Written request: Make an exact copy of the lines, leaving the pictures out.

::::

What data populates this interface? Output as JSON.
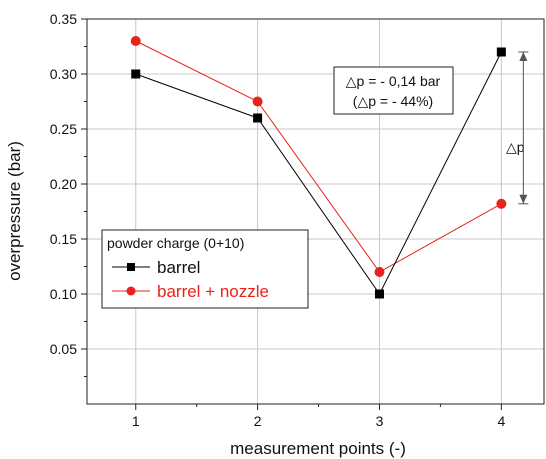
{
  "chart_data": {
    "type": "line",
    "x": [
      1,
      2,
      3,
      4
    ],
    "xticks": [
      "1",
      "2",
      "3",
      "4"
    ],
    "yticks": [
      "0.05",
      "0.10",
      "0.15",
      "0.20",
      "0.25",
      "0.30",
      "0.35"
    ],
    "xlabel": "measurement points (-)",
    "ylabel": "overpressure (bar)",
    "xlim": [
      0.6,
      4.35
    ],
    "ylim": [
      0.0,
      0.35
    ],
    "grid": true,
    "legend": {
      "title": "powder charge (0+10)",
      "placement": "middle-left"
    },
    "series": [
      {
        "name": "barrel",
        "values": [
          0.3,
          0.26,
          0.1,
          0.32
        ],
        "color": "#000000",
        "marker": "square"
      },
      {
        "name": "barrel + nozzle",
        "values": [
          0.33,
          0.275,
          0.12,
          0.182
        ],
        "color": "#e8231c",
        "marker": "circle"
      }
    ],
    "annotations": {
      "box_line1": "△p = - 0,14 bar",
      "box_line2": "(△p = - 44%)",
      "delta_label": "△p",
      "delta_at_x": 4,
      "delta_from": 0.32,
      "delta_to": 0.182
    }
  }
}
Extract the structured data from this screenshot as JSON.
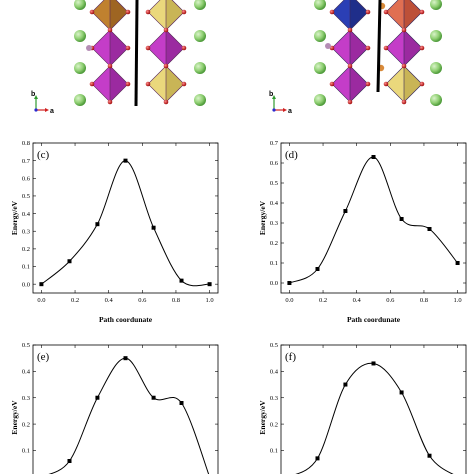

::::

Written response:
What data populates this interface? Output as JSON.
{
  "chart_data": {
    "type": "line",
    "x": [
      1,
      2,
      3,
      4
    ],
    "xticks": [
      "1",
      "2",
      "3",
      "4"
    ],
    "yticks": [
      "0.05",
      "0.10",
      "0.15",
      "0.20",
      "0.25",
      "0.30",
      "0.35"
    ],
    "xlabel": "measurement points (-)",
    "ylabel": "overpressure (bar)",
    "xlim": [
      0.6,
      4.35
    ],
    "ylim": [
      0.0,
      0.35
    ],
    "grid": true,
    "legend": {
      "title": "powder charge (0+10)",
      "placement": "middle-left"
    },
    "series": [
      {
        "name": "barrel",
        "values": [
          0.3,
          0.26,
          0.1,
          0.32
        ],
        "color": "#000000",
        "marker": "square"
      },
      {
        "name": "barrel + nozzle",
        "values": [
          0.33,
          0.275,
          0.12,
          0.182
        ],
        "color": "#e8231c",
        "marker": "circle"
      }
    ],
    "annotations": {
      "box_line1": "△p = - 0,14 bar",
      "box_line2": "(△p = - 44%)",
      "delta_label": "△p",
      "delta_at_x": 4,
      "delta_from": 0.32,
      "delta_to": 0.182
    }
  }
}
Extract the structured data from this screenshot as JSON.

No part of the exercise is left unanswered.